Aim
Search the records for "videatur". Copy every line where it appears.

Some records
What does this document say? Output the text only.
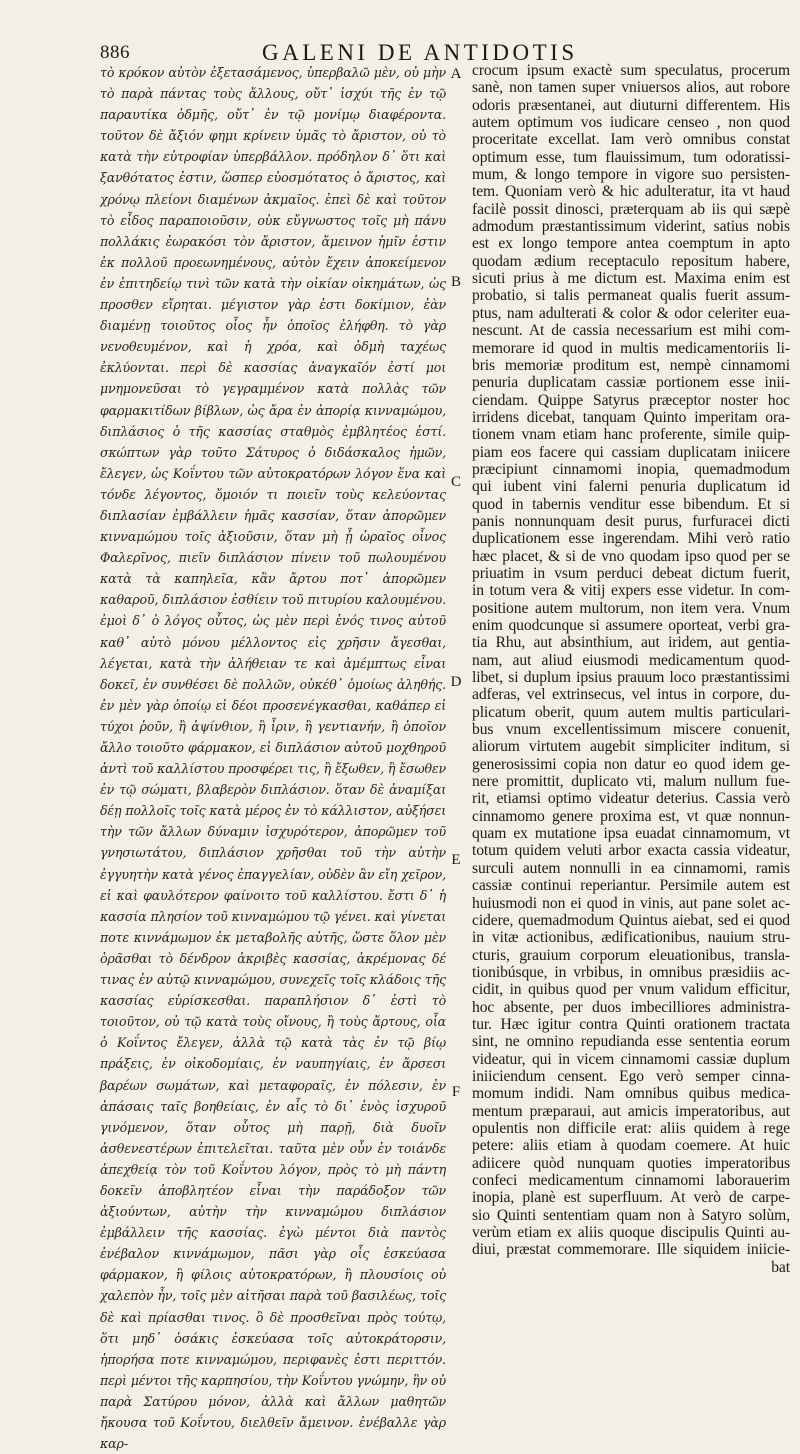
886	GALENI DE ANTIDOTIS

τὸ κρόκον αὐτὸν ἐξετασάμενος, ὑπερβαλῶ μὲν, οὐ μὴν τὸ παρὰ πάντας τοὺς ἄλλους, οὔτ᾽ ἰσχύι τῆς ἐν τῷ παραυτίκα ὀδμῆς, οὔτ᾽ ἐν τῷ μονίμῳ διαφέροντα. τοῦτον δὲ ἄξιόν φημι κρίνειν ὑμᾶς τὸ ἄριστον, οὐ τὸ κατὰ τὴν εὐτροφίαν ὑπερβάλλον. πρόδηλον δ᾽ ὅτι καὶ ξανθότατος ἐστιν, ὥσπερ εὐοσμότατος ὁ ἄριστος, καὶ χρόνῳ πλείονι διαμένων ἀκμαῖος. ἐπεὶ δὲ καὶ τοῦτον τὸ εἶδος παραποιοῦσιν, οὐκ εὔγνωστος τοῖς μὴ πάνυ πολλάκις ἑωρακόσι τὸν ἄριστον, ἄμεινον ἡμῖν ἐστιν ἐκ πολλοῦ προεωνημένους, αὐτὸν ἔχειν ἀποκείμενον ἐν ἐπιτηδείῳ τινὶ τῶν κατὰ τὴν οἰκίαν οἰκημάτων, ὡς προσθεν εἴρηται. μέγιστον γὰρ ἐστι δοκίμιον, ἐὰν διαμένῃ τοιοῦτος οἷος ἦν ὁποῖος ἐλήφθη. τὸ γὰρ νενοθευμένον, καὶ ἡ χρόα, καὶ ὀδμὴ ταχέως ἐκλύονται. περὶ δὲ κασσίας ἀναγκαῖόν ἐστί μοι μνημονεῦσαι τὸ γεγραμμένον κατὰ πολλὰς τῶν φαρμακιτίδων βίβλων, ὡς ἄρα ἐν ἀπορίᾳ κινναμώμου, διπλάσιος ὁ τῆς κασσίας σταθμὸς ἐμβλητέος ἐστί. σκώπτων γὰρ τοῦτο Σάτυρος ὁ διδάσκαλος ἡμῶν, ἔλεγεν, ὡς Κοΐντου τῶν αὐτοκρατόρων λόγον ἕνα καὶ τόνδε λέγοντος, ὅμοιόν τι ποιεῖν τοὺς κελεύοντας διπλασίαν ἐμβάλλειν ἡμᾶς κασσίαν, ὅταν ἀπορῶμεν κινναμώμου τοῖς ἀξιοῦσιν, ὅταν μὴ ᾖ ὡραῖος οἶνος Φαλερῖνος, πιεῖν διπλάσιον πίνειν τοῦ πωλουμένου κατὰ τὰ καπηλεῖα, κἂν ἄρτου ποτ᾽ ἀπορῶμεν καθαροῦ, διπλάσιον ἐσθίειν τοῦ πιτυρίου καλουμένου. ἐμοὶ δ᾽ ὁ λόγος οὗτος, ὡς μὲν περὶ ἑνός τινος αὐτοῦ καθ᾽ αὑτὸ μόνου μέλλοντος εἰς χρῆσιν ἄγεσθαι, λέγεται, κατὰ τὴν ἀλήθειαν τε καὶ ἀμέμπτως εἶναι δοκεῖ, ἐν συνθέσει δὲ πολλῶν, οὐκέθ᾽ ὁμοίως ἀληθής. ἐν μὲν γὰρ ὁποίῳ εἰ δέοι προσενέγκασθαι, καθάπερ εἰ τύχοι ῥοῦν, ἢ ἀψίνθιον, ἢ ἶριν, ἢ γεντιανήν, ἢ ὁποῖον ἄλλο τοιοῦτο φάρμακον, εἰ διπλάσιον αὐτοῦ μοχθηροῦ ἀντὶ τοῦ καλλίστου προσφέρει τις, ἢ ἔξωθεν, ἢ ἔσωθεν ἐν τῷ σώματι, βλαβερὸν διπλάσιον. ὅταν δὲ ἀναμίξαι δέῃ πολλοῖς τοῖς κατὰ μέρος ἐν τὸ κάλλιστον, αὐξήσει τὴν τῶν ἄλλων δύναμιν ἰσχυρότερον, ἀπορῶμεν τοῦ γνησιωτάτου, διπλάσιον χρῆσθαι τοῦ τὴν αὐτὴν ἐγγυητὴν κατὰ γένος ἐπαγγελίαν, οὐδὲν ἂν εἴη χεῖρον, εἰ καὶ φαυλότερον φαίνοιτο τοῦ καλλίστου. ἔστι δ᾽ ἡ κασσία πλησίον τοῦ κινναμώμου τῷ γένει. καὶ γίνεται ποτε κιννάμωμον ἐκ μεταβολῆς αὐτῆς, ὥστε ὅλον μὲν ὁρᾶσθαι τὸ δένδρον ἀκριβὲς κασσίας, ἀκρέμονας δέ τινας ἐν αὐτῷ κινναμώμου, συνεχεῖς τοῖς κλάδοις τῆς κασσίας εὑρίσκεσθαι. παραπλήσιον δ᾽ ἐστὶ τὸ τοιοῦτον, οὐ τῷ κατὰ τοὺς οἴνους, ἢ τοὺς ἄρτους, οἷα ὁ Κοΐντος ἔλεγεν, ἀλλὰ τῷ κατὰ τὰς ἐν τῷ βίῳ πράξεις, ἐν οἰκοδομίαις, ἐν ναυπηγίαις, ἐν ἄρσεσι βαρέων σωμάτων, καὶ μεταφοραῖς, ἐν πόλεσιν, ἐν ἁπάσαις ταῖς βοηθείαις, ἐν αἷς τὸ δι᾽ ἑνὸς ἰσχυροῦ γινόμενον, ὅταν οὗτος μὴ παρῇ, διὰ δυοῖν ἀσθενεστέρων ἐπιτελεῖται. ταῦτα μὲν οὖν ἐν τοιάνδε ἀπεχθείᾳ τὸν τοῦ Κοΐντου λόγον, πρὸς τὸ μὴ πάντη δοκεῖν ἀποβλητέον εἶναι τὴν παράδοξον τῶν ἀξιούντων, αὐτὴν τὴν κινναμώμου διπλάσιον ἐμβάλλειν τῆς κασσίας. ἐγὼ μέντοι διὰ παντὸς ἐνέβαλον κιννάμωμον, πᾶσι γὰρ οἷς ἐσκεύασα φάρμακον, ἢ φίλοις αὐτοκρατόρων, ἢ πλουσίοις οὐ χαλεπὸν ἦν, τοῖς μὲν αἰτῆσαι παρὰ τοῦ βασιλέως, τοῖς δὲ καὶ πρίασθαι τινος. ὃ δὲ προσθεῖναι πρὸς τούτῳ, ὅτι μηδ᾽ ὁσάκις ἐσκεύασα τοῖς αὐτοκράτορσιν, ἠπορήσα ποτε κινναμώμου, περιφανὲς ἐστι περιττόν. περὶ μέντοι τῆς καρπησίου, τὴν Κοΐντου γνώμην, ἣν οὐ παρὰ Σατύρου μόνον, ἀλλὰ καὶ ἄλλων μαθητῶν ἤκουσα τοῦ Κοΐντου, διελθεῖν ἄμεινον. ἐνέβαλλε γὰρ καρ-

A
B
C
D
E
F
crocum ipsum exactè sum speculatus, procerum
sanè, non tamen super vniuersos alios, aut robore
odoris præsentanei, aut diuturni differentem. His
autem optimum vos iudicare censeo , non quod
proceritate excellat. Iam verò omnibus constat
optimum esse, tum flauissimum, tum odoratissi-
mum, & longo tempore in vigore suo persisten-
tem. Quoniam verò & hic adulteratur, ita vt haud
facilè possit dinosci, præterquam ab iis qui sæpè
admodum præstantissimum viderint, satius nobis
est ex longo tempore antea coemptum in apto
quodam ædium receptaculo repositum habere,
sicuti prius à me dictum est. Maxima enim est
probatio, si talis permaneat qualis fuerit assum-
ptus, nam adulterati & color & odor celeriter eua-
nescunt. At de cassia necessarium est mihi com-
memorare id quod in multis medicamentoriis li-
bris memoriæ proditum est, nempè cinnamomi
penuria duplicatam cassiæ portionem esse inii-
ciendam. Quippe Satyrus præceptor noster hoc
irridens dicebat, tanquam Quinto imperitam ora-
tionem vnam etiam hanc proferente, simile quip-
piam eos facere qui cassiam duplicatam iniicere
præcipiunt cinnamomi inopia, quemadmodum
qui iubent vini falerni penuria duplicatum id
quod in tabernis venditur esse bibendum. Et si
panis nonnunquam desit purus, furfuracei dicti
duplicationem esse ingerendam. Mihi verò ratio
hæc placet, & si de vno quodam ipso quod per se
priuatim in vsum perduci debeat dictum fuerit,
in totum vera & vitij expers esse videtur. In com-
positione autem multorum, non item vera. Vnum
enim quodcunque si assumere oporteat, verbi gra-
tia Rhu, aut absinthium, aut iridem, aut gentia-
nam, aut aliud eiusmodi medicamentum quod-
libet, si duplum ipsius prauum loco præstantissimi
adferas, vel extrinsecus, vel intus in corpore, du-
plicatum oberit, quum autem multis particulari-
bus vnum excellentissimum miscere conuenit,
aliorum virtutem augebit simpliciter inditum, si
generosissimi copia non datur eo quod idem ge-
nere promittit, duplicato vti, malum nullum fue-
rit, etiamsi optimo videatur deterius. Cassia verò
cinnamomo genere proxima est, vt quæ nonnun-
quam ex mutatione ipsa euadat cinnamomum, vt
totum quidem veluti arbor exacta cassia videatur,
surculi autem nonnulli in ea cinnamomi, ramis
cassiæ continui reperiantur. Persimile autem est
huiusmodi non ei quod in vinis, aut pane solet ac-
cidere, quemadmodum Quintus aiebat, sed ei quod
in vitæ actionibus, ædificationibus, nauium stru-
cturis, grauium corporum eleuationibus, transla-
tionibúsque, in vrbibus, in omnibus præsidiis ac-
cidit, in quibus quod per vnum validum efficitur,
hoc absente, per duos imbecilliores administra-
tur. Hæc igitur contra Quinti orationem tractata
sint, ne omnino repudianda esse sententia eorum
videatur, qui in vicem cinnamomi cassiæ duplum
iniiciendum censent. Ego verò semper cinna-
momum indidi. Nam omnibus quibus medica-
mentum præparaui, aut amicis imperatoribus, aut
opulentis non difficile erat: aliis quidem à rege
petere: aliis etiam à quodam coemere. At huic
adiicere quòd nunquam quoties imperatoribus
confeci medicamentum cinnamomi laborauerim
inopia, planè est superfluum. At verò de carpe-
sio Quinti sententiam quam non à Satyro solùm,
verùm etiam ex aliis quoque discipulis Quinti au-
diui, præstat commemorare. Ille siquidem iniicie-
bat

Result of the exercise
rit, etiamsi optimo videatur deterius. Cassia verò
totum quidem veluti arbor exacta cassia videatur,
videatur, qui in vicem cinnamomi cassiæ duplum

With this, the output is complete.